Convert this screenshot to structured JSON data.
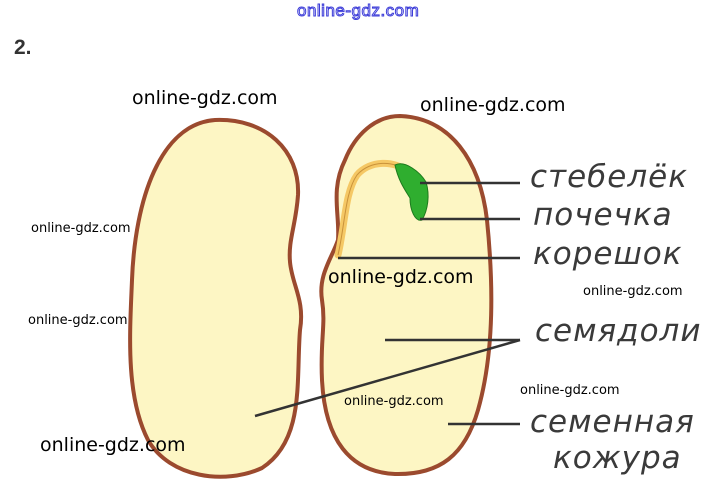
{
  "task_number": "2.",
  "watermark_top": "online-gdz.com",
  "watermarks": [
    "online-gdz.com",
    "online-gdz.com",
    "online-gdz.com",
    "online-gdz.com",
    "online-gdz.com",
    "online-gdz.com",
    "online-gdz.com",
    "online-gdz.com",
    "online-gdz.com"
  ],
  "labels": {
    "stem": "стебелёк",
    "bud": "почечка",
    "root": "корешок",
    "cotyledons": "семядоли",
    "seed_coat_1": "семенная",
    "seed_coat_2": "кожура"
  },
  "colors": {
    "seed_coat": "#9b4a2e",
    "cotyledon": "#fdf6c4",
    "embryo_stem": "#f5c865",
    "bud": "#2fae2f"
  }
}
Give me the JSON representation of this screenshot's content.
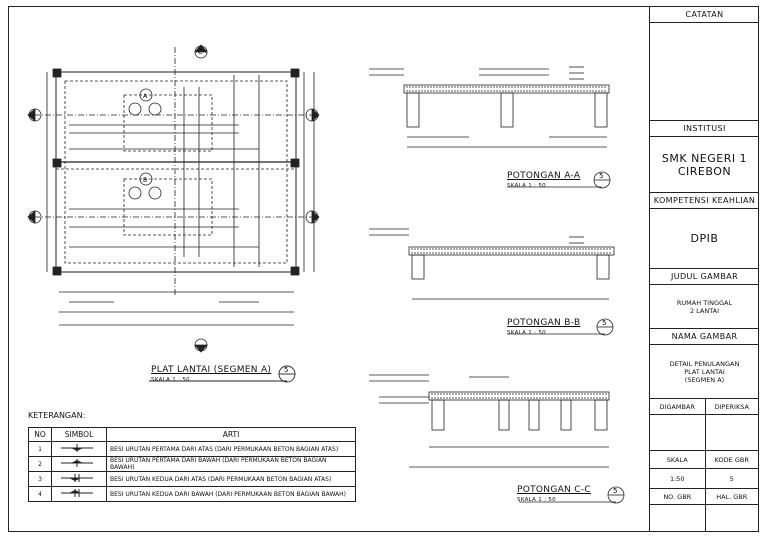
{
  "titleblock": {
    "catatan_label": "CATATAN",
    "institusi_label": "INSTITUSI",
    "institusi_line1": "SMK NEGERI 1",
    "institusi_line2": "CIREBON",
    "kompetensi_label": "KOMPETENSI KEAHLIAN",
    "kompetensi_value": "DPIB",
    "judul_label": "JUDUL GAMBAR",
    "judul_line1": "RUMAH TINGGAL",
    "judul_line2": "2 LANTAI",
    "nama_label": "NAMA GAMBAR",
    "nama_line1": "DETAIL PENULANGAN",
    "nama_line2": "PLAT LANTAI",
    "nama_line3": "(SEGMEN A)",
    "digambar_label": "DIGAMBAR",
    "diperiksa_label": "DIPERIKSA",
    "skala_label": "SKALA",
    "kode_label": "KODE GBR",
    "skala_value": "1:50",
    "kode_value": "5",
    "no_label": "NO. GBR",
    "hal_label": "HAL. GBR"
  },
  "drawings": {
    "plan_title": "PLAT LANTAI (SEGMEN A)",
    "plan_scale": "SKALA 1 : 50",
    "section_aa_title": "POTONGAN A-A",
    "section_aa_scale": "SKALA 1 : 50",
    "section_bb_title": "POTONGAN B-B",
    "section_bb_scale": "SKALA 1 : 50",
    "section_cc_title": "POTONGAN C-C",
    "section_cc_scale": "SKALA 1 : 50",
    "marker_number": "5",
    "marker_a": "A",
    "marker_b": "B",
    "marker_c": "C"
  },
  "legend": {
    "title": "KETERANGAN:",
    "headers": [
      "NO",
      "SIMBOL",
      "ARTI"
    ],
    "rows": [
      {
        "no": "1",
        "arti": "BESI URUTAN PERTAMA DARI ATAS (DARI PERMUKAAN BETON BAGIAN ATAS)"
      },
      {
        "no": "2",
        "arti": "BESI URUTAN PERTAMA DARI BAWAH (DARI PERMUKAAN BETON BAGIAN BAWAH)"
      },
      {
        "no": "3",
        "arti": "BESI URUTAN KEDUA DARI ATAS (DARI PERMUKAAN BETON BAGIAN ATAS)"
      },
      {
        "no": "4",
        "arti": "BESI URUTAN KEDUA DARI BAWAH (DARI PERMUKAAN BETON BAGIAN BAWAH)"
      }
    ]
  }
}
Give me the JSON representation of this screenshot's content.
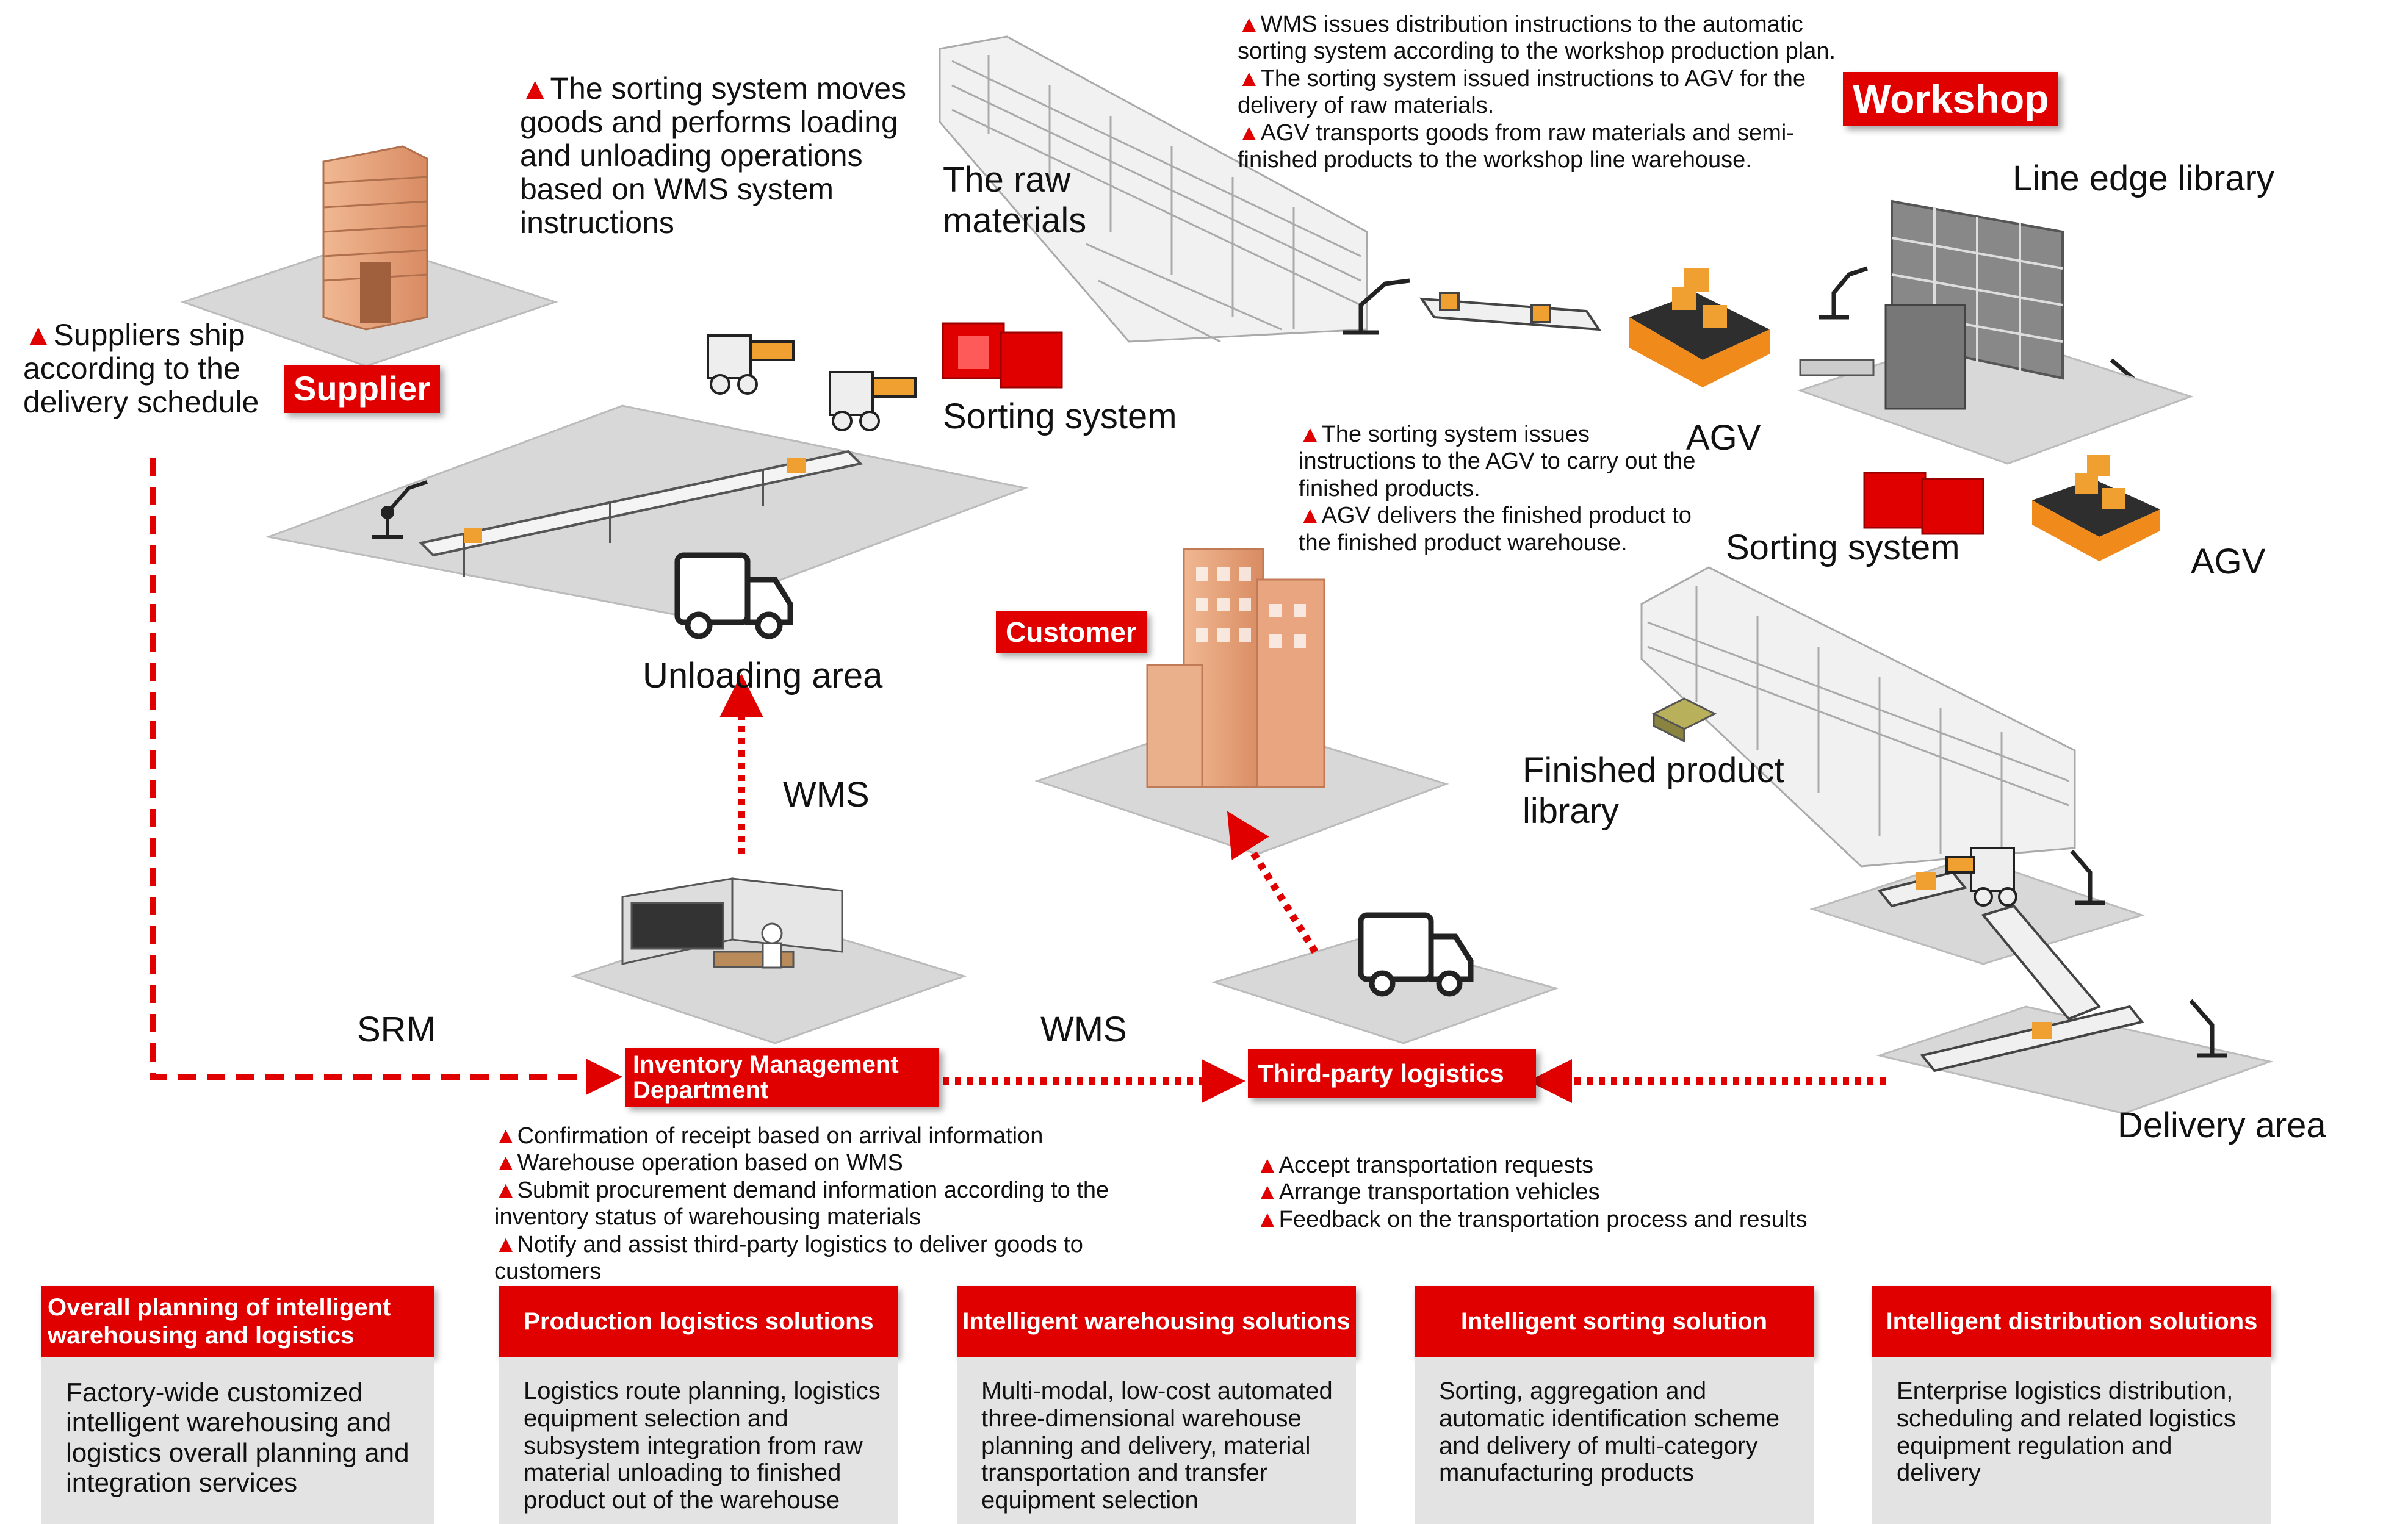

# # # #

▶ _Task goal_: Quote the listing above in full, except for the pictures.

▶ _Result below_:
Convert this screenshot to structured JSON data.
{
  "task_number": "2.",
  "watermark_top": "online-gdz.com",
  "watermarks": [
    "online-gdz.com",
    "online-gdz.com",
    "online-gdz.com",
    "online-gdz.com",
    "online-gdz.com",
    "online-gdz.com",
    "online-gdz.com",
    "online-gdz.com",
    "online-gdz.com"
  ],
  "labels": {
    "stem": "стебелёк",
    "bud": "почечка",
    "root": "корешок",
    "cotyledons": "семядоли",
    "seed_coat_1": "семенная",
    "seed_coat_2": "кожура"
  },
  "colors": {
    "seed_coat": "#9b4a2e",
    "cotyledon": "#fdf6c4",
    "embryo_stem": "#f5c865",
    "bud": "#2fae2f"
  }
}
Give me the JSON representation of this screenshot's content.
{
  "titleblock": {
    "catatan_label": "CATATAN",
    "institusi_label": "INSTITUSI",
    "institusi_line1": "SMK NEGERI 1",
    "institusi_line2": "CIREBON",
    "kompetensi_label": "KOMPETENSI KEAHLIAN",
    "kompetensi_value": "DPIB",
    "judul_label": "JUDUL GAMBAR",
    "judul_line1": "RUMAH TINGGAL",
    "judul_line2": "2 LANTAI",
    "nama_label": "NAMA GAMBAR",
    "nama_line1": "DETAIL PENULANGAN",
    "nama_line2": "PLAT LANTAI",
    "nama_line3": "(SEGMEN A)",
    "digambar_label": "DIGAMBAR",
    "diperiksa_label": "DIPERIKSA",
    "skala_label": "SKALA",
    "kode_label": "KODE GBR",
    "skala_value": "1:50",
    "kode_value": "5",
    "no_label": "NO. GBR",
    "hal_label": "HAL. GBR"
  },
  "drawings": {
    "plan_title": "PLAT LANTAI (SEGMEN A)",
    "plan_scale": "SKALA 1 : 50",
    "section_aa_title": "POTONGAN A-A",
    "section_aa_scale": "SKALA 1 : 50",
    "section_bb_title": "POTONGAN B-B",
    "section_bb_scale": "SKALA 1 : 50",
    "section_cc_title": "POTONGAN C-C",
    "section_cc_scale": "SKALA 1 : 50",
    "marker_number": "5",
    "marker_a": "A",
    "marker_b": "B",
    "marker_c": "C"
  },
  "legend": {
    "title": "KETERANGAN:",
    "headers": [
      "NO",
      "SIMBOL",
      "ARTI"
    ],
    "rows": [
      {
        "no": "1",
        "arti": "BESI URUTAN PERTAMA DARI ATAS (DARI PERMUKAAN BETON BAGIAN ATAS)"
      },
      {
        "no": "2",
        "arti": "BESI URUTAN PERTAMA DARI BAWAH (DARI PERMUKAAN BETON BAGIAN BAWAH)"
      },
      {
        "no": "3",
        "arti": "BESI URUTAN KEDUA DARI ATAS (DARI PERMUKAAN BETON BAGIAN ATAS)"
      },
      {
        "no": "4",
        "arti": "BESI URUTAN KEDUA DARI BAWAH (DARI PERMUKAAN BETON BAGIAN BAWAH)"
      }
    ]
  }
}
Give me the JSON representation of this screenshot's content.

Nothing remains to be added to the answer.